Copy every line of the data exactly, leaving nothing out.

(INPUT ROWS)
···

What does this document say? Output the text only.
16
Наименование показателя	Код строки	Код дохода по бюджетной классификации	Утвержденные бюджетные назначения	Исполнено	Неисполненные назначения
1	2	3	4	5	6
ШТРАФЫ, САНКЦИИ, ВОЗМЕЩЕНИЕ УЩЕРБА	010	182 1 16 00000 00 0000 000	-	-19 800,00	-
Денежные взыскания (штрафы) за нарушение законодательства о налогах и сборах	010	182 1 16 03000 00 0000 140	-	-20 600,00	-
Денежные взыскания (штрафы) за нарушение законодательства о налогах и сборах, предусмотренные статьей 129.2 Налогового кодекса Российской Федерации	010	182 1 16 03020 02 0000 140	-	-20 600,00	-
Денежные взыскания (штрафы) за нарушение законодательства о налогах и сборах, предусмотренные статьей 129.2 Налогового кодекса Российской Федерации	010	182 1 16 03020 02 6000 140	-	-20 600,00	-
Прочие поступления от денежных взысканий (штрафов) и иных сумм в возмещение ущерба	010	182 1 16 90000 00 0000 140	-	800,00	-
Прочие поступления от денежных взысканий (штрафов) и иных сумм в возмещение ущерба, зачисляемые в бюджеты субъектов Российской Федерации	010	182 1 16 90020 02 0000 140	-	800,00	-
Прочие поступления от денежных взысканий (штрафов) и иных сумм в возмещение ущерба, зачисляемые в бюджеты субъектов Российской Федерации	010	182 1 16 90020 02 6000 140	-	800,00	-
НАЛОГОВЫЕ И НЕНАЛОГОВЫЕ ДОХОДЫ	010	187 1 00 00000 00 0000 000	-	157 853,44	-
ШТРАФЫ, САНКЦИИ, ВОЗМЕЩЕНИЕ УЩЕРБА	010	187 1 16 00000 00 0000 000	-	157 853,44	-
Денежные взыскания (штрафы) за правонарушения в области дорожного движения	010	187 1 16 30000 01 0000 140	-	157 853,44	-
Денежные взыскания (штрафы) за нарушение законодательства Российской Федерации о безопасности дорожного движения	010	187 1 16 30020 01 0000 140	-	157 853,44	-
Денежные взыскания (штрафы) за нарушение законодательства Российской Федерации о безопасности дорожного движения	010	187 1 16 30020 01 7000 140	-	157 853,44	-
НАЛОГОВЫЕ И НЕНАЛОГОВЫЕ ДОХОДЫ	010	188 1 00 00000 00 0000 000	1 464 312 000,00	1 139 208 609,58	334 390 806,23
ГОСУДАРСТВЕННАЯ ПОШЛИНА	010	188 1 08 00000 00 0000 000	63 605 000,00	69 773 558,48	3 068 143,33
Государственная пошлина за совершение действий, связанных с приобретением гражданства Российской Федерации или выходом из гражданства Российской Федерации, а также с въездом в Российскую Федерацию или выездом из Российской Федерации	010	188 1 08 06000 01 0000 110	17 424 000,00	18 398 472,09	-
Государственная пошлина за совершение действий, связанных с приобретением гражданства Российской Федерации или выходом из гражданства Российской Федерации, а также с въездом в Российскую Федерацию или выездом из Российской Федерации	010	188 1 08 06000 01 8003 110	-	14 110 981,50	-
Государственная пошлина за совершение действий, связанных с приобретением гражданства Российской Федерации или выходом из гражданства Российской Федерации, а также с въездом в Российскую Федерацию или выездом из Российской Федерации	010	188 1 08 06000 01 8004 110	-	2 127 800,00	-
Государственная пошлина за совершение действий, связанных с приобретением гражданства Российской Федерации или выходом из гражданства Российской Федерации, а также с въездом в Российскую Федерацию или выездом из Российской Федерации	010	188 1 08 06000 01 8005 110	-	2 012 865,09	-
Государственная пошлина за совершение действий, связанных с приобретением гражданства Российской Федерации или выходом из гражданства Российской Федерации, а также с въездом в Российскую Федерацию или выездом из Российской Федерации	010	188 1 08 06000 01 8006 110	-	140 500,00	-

···

(SOLUTION FOR THIS EXERCISE)
What does this document say? Output the text only.
16
Наименование показателя	Код строки	Код дохода по бюджетной классификации	Утвержденные бюджетные назначения	Исполнено	Неисполненные назначения
1	2	3	4	5	6
ШТРАФЫ, САНКЦИИ, ВОЗМЕЩЕНИЕ УЩЕРБА	010	182 1 16 00000 00 0000 000	-	-19 800,00	-
Денежные взыскания (штрафы) за нарушение законодательства о налогах и сборах	010	182 1 16 03000 00 0000 140	-	-20 600,00	-
Денежные взыскания (штрафы) за нарушение законодательства о налогах и сборах, предусмотренные статьей 129.2 Налогового кодекса Российской Федерации	010	182 1 16 03020 02 0000 140	-	-20 600,00	-
Денежные взыскания (штрафы) за нарушение законодательства о налогах и сборах, предусмотренные статьей 129.2 Налогового кодекса Российской Федерации	010	182 1 16 03020 02 6000 140	-	-20 600,00	-
Прочие поступления от денежных взысканий (штрафов) и иных сумм в возмещение ущерба	010	182 1 16 90000 00 0000 140	-	800,00	-
Прочие поступления от денежных взысканий (штрафов) и иных сумм в возмещение ущерба, зачисляемые в бюджеты субъектов Российской Федерации	010	182 1 16 90020 02 0000 140	-	800,00	-
Прочие поступления от денежных взысканий (штрафов) и иных сумм в возмещение ущерба, зачисляемые в бюджеты субъектов Российской Федерации	010	182 1 16 90020 02 6000 140	-	800,00	-
НАЛОГОВЫЕ И НЕНАЛОГОВЫЕ ДОХОДЫ	010	187 1 00 00000 00 0000 000	-	157 853,44	-
ШТРАФЫ, САНКЦИИ, ВОЗМЕЩЕНИЕ УЩЕРБА	010	187 1 16 00000 00 0000 000	-	157 853,44	-
Денежные взыскания (штрафы) за правонарушения в области дорожного движения	010	187 1 16 30000 01 0000 140	-	157 853,44	-
Денежные взыскания (штрафы) за нарушение законодательства Российской Федерации о безопасности дорожного движения	010	187 1 16 30020 01 0000 140	-	157 853,44	-
Денежные взыскания (штрафы) за нарушение законодательства Российской Федерации о безопасности дорожного движения	010	187 1 16 30020 01 7000 140	-	157 853,44	-
НАЛОГОВЫЕ И НЕНАЛОГОВЫЕ ДОХОДЫ	010	188 1 00 00000 00 0000 000	1 464 312 000,00	1 139 208 609,58	334 390 806,23
ГОСУДАРСТВЕННАЯ ПОШЛИНА	010	188 1 08 00000 00 0000 000	63 605 000,00	69 773 558,48	3 068 143,33
Государственная пошлина за совершение действий, связанных с приобретением гражданства Российской Федерации или выходом из гражданства Российской Федерации, а также с въездом в Российскую Федерацию или выездом из Российской Федерации	010	188 1 08 06000 01 0000 110	17 424 000,00	18 398 472,09	-
Государственная пошлина за совершение действий, связанных с приобретением гражданства Российской Федерации или выходом из гражданства Российской Федерации, а также с въездом в Российскую Федерацию или выездом из Российской Федерации	010	188 1 08 06000 01 8003 110	-	14 110 981,50	-
Государственная пошлина за совершение действий, связанных с приобретением гражданства Российской Федерации или выходом из гражданства Российской Федерации, а также с въездом в Российскую Федерацию или выездом из Российской Федерации	010	188 1 08 06000 01 8004 110	-	2 127 800,00	-
Государственная пошлина за совершение действий, связанных с приобретением гражданства Российской Федерации или выходом из гражданства Российской Федерации, а также с въездом в Российскую Федерацию или выездом из Российской Федерации	010	188 1 08 06000 01 8005 110	-	2 012 865,09	-
Государственная пошлина за совершение действий, связанных с приобретением гражданства Российской Федерации или выходом из гражданства Российской Федерации, а также с въездом в Российскую Федерацию или выездом из Российской Федерации	010	188 1 08 06000 01 8006 110	-	140 500,00	-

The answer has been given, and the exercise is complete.